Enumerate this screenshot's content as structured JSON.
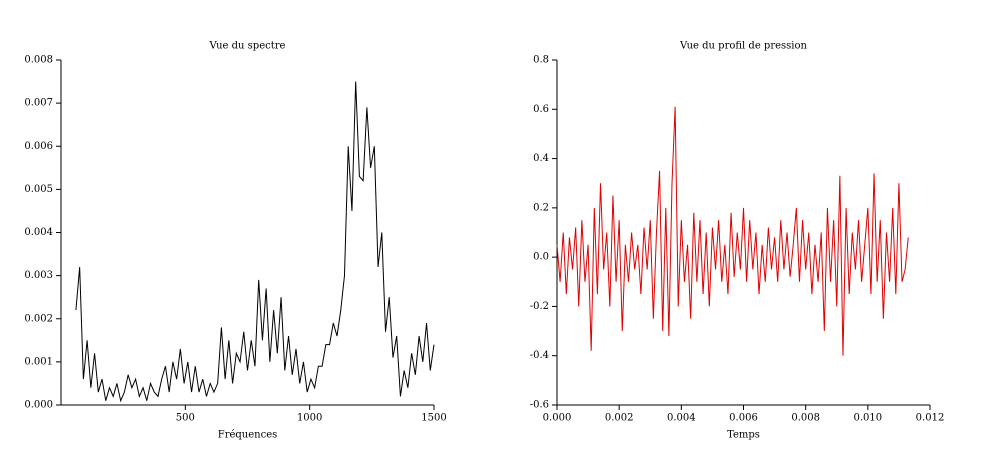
{
  "chart_data": [
    {
      "type": "line",
      "title": "Vue du spectre",
      "x_label": "Fréquences",
      "xlim": [
        0,
        1500
      ],
      "xticks": [
        500,
        1000,
        1500
      ],
      "ylim": [
        0,
        0.008
      ],
      "yticks": [
        {
          "value": 0,
          "label": "0.000"
        },
        {
          "value": 0.001,
          "label": "0.001"
        },
        {
          "value": 0.002,
          "label": "0.002"
        },
        {
          "value": 0.003,
          "label": "0.003"
        },
        {
          "value": 0.004,
          "label": "0.004"
        },
        {
          "value": 0.005,
          "label": "0.005"
        },
        {
          "value": 0.006,
          "label": "0.006"
        },
        {
          "value": 0.007,
          "label": "0.007"
        },
        {
          "value": 0.008,
          "label": "0.008"
        }
      ],
      "series": [
        {
          "color": "#000000",
          "x": [
            60,
            75,
            90,
            105,
            120,
            135,
            150,
            165,
            180,
            195,
            210,
            225,
            240,
            255,
            270,
            285,
            300,
            315,
            330,
            345,
            360,
            375,
            390,
            405,
            420,
            435,
            450,
            465,
            480,
            495,
            510,
            525,
            540,
            555,
            570,
            585,
            600,
            615,
            630,
            645,
            660,
            675,
            690,
            705,
            720,
            735,
            750,
            765,
            780,
            795,
            810,
            825,
            840,
            855,
            870,
            885,
            900,
            915,
            930,
            945,
            960,
            975,
            990,
            1005,
            1020,
            1035,
            1050,
            1065,
            1080,
            1095,
            1110,
            1125,
            1140,
            1155,
            1170,
            1185,
            1200,
            1215,
            1230,
            1245,
            1260,
            1275,
            1290,
            1305,
            1320,
            1335,
            1350,
            1365,
            1380,
            1395,
            1410,
            1425,
            1440,
            1455,
            1470,
            1485,
            1500
          ],
          "values": [
            0.0022,
            0.0032,
            0.0006,
            0.0015,
            0.0004,
            0.0012,
            0.0003,
            0.0006,
            0.0001,
            0.0004,
            0.0002,
            0.0005,
            0.0001,
            0.0003,
            0.0007,
            0.0004,
            0.0006,
            0.0002,
            0.0004,
            0.0001,
            0.0005,
            0.0003,
            0.0002,
            0.0006,
            0.0009,
            0.0003,
            0.001,
            0.0006,
            0.0013,
            0.0005,
            0.001,
            0.0003,
            0.0009,
            0.0003,
            0.0006,
            0.0002,
            0.0005,
            0.0003,
            0.0005,
            0.0018,
            0.0006,
            0.0015,
            0.0005,
            0.0012,
            0.001,
            0.0017,
            0.0008,
            0.0015,
            0.0009,
            0.0029,
            0.0015,
            0.0027,
            0.001,
            0.0022,
            0.0012,
            0.0025,
            0.0008,
            0.0016,
            0.0007,
            0.0013,
            0.0005,
            0.001,
            0.0003,
            0.0006,
            0.0004,
            0.0009,
            0.0009,
            0.0014,
            0.0014,
            0.0019,
            0.0016,
            0.0022,
            0.003,
            0.006,
            0.0045,
            0.0075,
            0.0053,
            0.0052,
            0.0069,
            0.0055,
            0.006,
            0.0032,
            0.004,
            0.0017,
            0.0025,
            0.0011,
            0.0016,
            0.0002,
            0.0008,
            0.0004,
            0.0012,
            0.0007,
            0.0016,
            0.001,
            0.0019,
            0.0008,
            0.0014
          ]
        }
      ]
    },
    {
      "type": "line",
      "title": "Vue du profil de pression",
      "x_label": "Temps",
      "xlim": [
        0,
        0.012
      ],
      "xticks": [
        {
          "value": 0,
          "label": "0.000"
        },
        {
          "value": 0.002,
          "label": "0.002"
        },
        {
          "value": 0.004,
          "label": "0.004"
        },
        {
          "value": 0.006,
          "label": "0.006"
        },
        {
          "value": 0.008,
          "label": "0.008"
        },
        {
          "value": 0.01,
          "label": "0.010"
        },
        {
          "value": 0.012,
          "label": "0.012"
        }
      ],
      "ylim": [
        -0.6,
        0.8
      ],
      "yticks": [
        -0.6,
        -0.4,
        -0.2,
        {
          "value": 0,
          "label": "0.0"
        },
        0.2,
        0.4,
        0.6,
        0.8
      ],
      "series": [
        {
          "color": "#e00000",
          "x": [
            0,
            0.0001,
            0.0002,
            0.0003,
            0.0004,
            0.0005,
            0.0006,
            0.0007,
            0.0008,
            0.0009,
            0.001,
            0.0011,
            0.0012,
            0.0013,
            0.0014,
            0.0015,
            0.0016,
            0.0017,
            0.0018,
            0.0019,
            0.002,
            0.0021,
            0.0022,
            0.0023,
            0.0024,
            0.0025,
            0.0026,
            0.0027,
            0.0028,
            0.0029,
            0.003,
            0.0031,
            0.0032,
            0.0033,
            0.0034,
            0.0035,
            0.0036,
            0.0037,
            0.0038,
            0.0039,
            0.004,
            0.0041,
            0.0042,
            0.0043,
            0.0044,
            0.0045,
            0.0046,
            0.0047,
            0.0048,
            0.0049,
            0.005,
            0.0051,
            0.0052,
            0.0053,
            0.0054,
            0.0055,
            0.0056,
            0.0057,
            0.0058,
            0.0059,
            0.006,
            0.0061,
            0.0062,
            0.0063,
            0.0064,
            0.0065,
            0.0066,
            0.0067,
            0.0068,
            0.0069,
            0.007,
            0.0071,
            0.0072,
            0.0073,
            0.0074,
            0.0075,
            0.0076,
            0.0077,
            0.0078,
            0.0079,
            0.008,
            0.0081,
            0.0082,
            0.0083,
            0.0084,
            0.0085,
            0.0086,
            0.0087,
            0.0088,
            0.0089,
            0.009,
            0.0091,
            0.0092,
            0.0093,
            0.0094,
            0.0095,
            0.0096,
            0.0097,
            0.0098,
            0.0099,
            0.01,
            0.0101,
            0.0102,
            0.0103,
            0.0104,
            0.0105,
            0.0106,
            0.0107,
            0.0108,
            0.0109,
            0.011,
            0.0111,
            0.0112,
            0.0113
          ],
          "values": [
            0.05,
            -0.1,
            0.1,
            -0.15,
            0.08,
            -0.05,
            0.12,
            -0.2,
            0.15,
            -0.1,
            0.05,
            -0.38,
            0.2,
            -0.15,
            0.3,
            -0.05,
            0.1,
            -0.2,
            0.25,
            -0.1,
            0.15,
            -0.3,
            0.05,
            -0.1,
            0.1,
            -0.05,
            0.05,
            -0.15,
            0.12,
            -0.05,
            0.15,
            -0.25,
            0.1,
            0.35,
            -0.3,
            0.2,
            -0.32,
            0.3,
            0.61,
            -0.2,
            0.15,
            -0.1,
            0.05,
            -0.25,
            0.18,
            -0.1,
            0.15,
            -0.15,
            0.1,
            -0.2,
            0.12,
            -0.05,
            0.15,
            -0.1,
            0.05,
            -0.15,
            0.18,
            -0.08,
            0.1,
            -0.05,
            0.2,
            -0.1,
            0.15,
            -0.05,
            0.1,
            -0.15,
            0.05,
            -0.1,
            0.12,
            -0.05,
            0.08,
            -0.1,
            0.15,
            -0.05,
            0.1,
            -0.08,
            0.05,
            0.2,
            -0.1,
            0.15,
            -0.05,
            0.1,
            -0.15,
            0.05,
            -0.1,
            0.1,
            -0.3,
            0.2,
            -0.1,
            0.15,
            -0.2,
            0.33,
            -0.4,
            0.2,
            -0.15,
            0.1,
            -0.05,
            0.15,
            -0.1,
            0.05,
            0.2,
            -0.15,
            0.34,
            -0.1,
            0.15,
            -0.25,
            0.1,
            -0.1,
            0.2,
            -0.15,
            0.3,
            -0.1,
            -0.05,
            0.08
          ]
        }
      ]
    }
  ]
}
####
• _Aim of the task_:
Repeat the data exactly, dropping every picture it holds.

• _Solution to this problem_:
Enumerate this screenshot's content as structured JSON.
{
  "chart_data": [
    {
      "type": "line",
      "title": "Vue du spectre",
      "x_label": "Fréquences",
      "xlim": [
        0,
        1500
      ],
      "xticks": [
        500,
        1000,
        1500
      ],
      "ylim": [
        0,
        0.008
      ],
      "yticks": [
        {
          "value": 0,
          "label": "0.000"
        },
        {
          "value": 0.001,
          "label": "0.001"
        },
        {
          "value": 0.002,
          "label": "0.002"
        },
        {
          "value": 0.003,
          "label": "0.003"
        },
        {
          "value": 0.004,
          "label": "0.004"
        },
        {
          "value": 0.005,
          "label": "0.005"
        },
        {
          "value": 0.006,
          "label": "0.006"
        },
        {
          "value": 0.007,
          "label": "0.007"
        },
        {
          "value": 0.008,
          "label": "0.008"
        }
      ],
      "series": [
        {
          "color": "#000000",
          "x": [
            60,
            75,
            90,
            105,
            120,
            135,
            150,
            165,
            180,
            195,
            210,
            225,
            240,
            255,
            270,
            285,
            300,
            315,
            330,
            345,
            360,
            375,
            390,
            405,
            420,
            435,
            450,
            465,
            480,
            495,
            510,
            525,
            540,
            555,
            570,
            585,
            600,
            615,
            630,
            645,
            660,
            675,
            690,
            705,
            720,
            735,
            750,
            765,
            780,
            795,
            810,
            825,
            840,
            855,
            870,
            885,
            900,
            915,
            930,
            945,
            960,
            975,
            990,
            1005,
            1020,
            1035,
            1050,
            1065,
            1080,
            1095,
            1110,
            1125,
            1140,
            1155,
            1170,
            1185,
            1200,
            1215,
            1230,
            1245,
            1260,
            1275,
            1290,
            1305,
            1320,
            1335,
            1350,
            1365,
            1380,
            1395,
            1410,
            1425,
            1440,
            1455,
            1470,
            1485,
            1500
          ],
          "values": [
            0.0022,
            0.0032,
            0.0006,
            0.0015,
            0.0004,
            0.0012,
            0.0003,
            0.0006,
            0.0001,
            0.0004,
            0.0002,
            0.0005,
            0.0001,
            0.0003,
            0.0007,
            0.0004,
            0.0006,
            0.0002,
            0.0004,
            0.0001,
            0.0005,
            0.0003,
            0.0002,
            0.0006,
            0.0009,
            0.0003,
            0.001,
            0.0006,
            0.0013,
            0.0005,
            0.001,
            0.0003,
            0.0009,
            0.0003,
            0.0006,
            0.0002,
            0.0005,
            0.0003,
            0.0005,
            0.0018,
            0.0006,
            0.0015,
            0.0005,
            0.0012,
            0.001,
            0.0017,
            0.0008,
            0.0015,
            0.0009,
            0.0029,
            0.0015,
            0.0027,
            0.001,
            0.0022,
            0.0012,
            0.0025,
            0.0008,
            0.0016,
            0.0007,
            0.0013,
            0.0005,
            0.001,
            0.0003,
            0.0006,
            0.0004,
            0.0009,
            0.0009,
            0.0014,
            0.0014,
            0.0019,
            0.0016,
            0.0022,
            0.003,
            0.006,
            0.0045,
            0.0075,
            0.0053,
            0.0052,
            0.0069,
            0.0055,
            0.006,
            0.0032,
            0.004,
            0.0017,
            0.0025,
            0.0011,
            0.0016,
            0.0002,
            0.0008,
            0.0004,
            0.0012,
            0.0007,
            0.0016,
            0.001,
            0.0019,
            0.0008,
            0.0014
          ]
        }
      ]
    },
    {
      "type": "line",
      "title": "Vue du profil de pression",
      "x_label": "Temps",
      "xlim": [
        0,
        0.012
      ],
      "xticks": [
        {
          "value": 0,
          "label": "0.000"
        },
        {
          "value": 0.002,
          "label": "0.002"
        },
        {
          "value": 0.004,
          "label": "0.004"
        },
        {
          "value": 0.006,
          "label": "0.006"
        },
        {
          "value": 0.008,
          "label": "0.008"
        },
        {
          "value": 0.01,
          "label": "0.010"
        },
        {
          "value": 0.012,
          "label": "0.012"
        }
      ],
      "ylim": [
        -0.6,
        0.8
      ],
      "yticks": [
        -0.6,
        -0.4,
        -0.2,
        {
          "value": 0,
          "label": "0.0"
        },
        0.2,
        0.4,
        0.6,
        0.8
      ],
      "series": [
        {
          "color": "#e00000",
          "x": [
            0,
            0.0001,
            0.0002,
            0.0003,
            0.0004,
            0.0005,
            0.0006,
            0.0007,
            0.0008,
            0.0009,
            0.001,
            0.0011,
            0.0012,
            0.0013,
            0.0014,
            0.0015,
            0.0016,
            0.0017,
            0.0018,
            0.0019,
            0.002,
            0.0021,
            0.0022,
            0.0023,
            0.0024,
            0.0025,
            0.0026,
            0.0027,
            0.0028,
            0.0029,
            0.003,
            0.0031,
            0.0032,
            0.0033,
            0.0034,
            0.0035,
            0.0036,
            0.0037,
            0.0038,
            0.0039,
            0.004,
            0.0041,
            0.0042,
            0.0043,
            0.0044,
            0.0045,
            0.0046,
            0.0047,
            0.0048,
            0.0049,
            0.005,
            0.0051,
            0.0052,
            0.0053,
            0.0054,
            0.0055,
            0.0056,
            0.0057,
            0.0058,
            0.0059,
            0.006,
            0.0061,
            0.0062,
            0.0063,
            0.0064,
            0.0065,
            0.0066,
            0.0067,
            0.0068,
            0.0069,
            0.007,
            0.0071,
            0.0072,
            0.0073,
            0.0074,
            0.0075,
            0.0076,
            0.0077,
            0.0078,
            0.0079,
            0.008,
            0.0081,
            0.0082,
            0.0083,
            0.0084,
            0.0085,
            0.0086,
            0.0087,
            0.0088,
            0.0089,
            0.009,
            0.0091,
            0.0092,
            0.0093,
            0.0094,
            0.0095,
            0.0096,
            0.0097,
            0.0098,
            0.0099,
            0.01,
            0.0101,
            0.0102,
            0.0103,
            0.0104,
            0.0105,
            0.0106,
            0.0107,
            0.0108,
            0.0109,
            0.011,
            0.0111,
            0.0112,
            0.0113
          ],
          "values": [
            0.05,
            -0.1,
            0.1,
            -0.15,
            0.08,
            -0.05,
            0.12,
            -0.2,
            0.15,
            -0.1,
            0.05,
            -0.38,
            0.2,
            -0.15,
            0.3,
            -0.05,
            0.1,
            -0.2,
            0.25,
            -0.1,
            0.15,
            -0.3,
            0.05,
            -0.1,
            0.1,
            -0.05,
            0.05,
            -0.15,
            0.12,
            -0.05,
            0.15,
            -0.25,
            0.1,
            0.35,
            -0.3,
            0.2,
            -0.32,
            0.3,
            0.61,
            -0.2,
            0.15,
            -0.1,
            0.05,
            -0.25,
            0.18,
            -0.1,
            0.15,
            -0.15,
            0.1,
            -0.2,
            0.12,
            -0.05,
            0.15,
            -0.1,
            0.05,
            -0.15,
            0.18,
            -0.08,
            0.1,
            -0.05,
            0.2,
            -0.1,
            0.15,
            -0.05,
            0.1,
            -0.15,
            0.05,
            -0.1,
            0.12,
            -0.05,
            0.08,
            -0.1,
            0.15,
            -0.05,
            0.1,
            -0.08,
            0.05,
            0.2,
            -0.1,
            0.15,
            -0.05,
            0.1,
            -0.15,
            0.05,
            -0.1,
            0.1,
            -0.3,
            0.2,
            -0.1,
            0.15,
            -0.2,
            0.33,
            -0.4,
            0.2,
            -0.15,
            0.1,
            -0.05,
            0.15,
            -0.1,
            0.05,
            0.2,
            -0.15,
            0.34,
            -0.1,
            0.15,
            -0.25,
            0.1,
            -0.1,
            0.2,
            -0.15,
            0.3,
            -0.1,
            -0.05,
            0.08
          ]
        }
      ]
    }
  ]
}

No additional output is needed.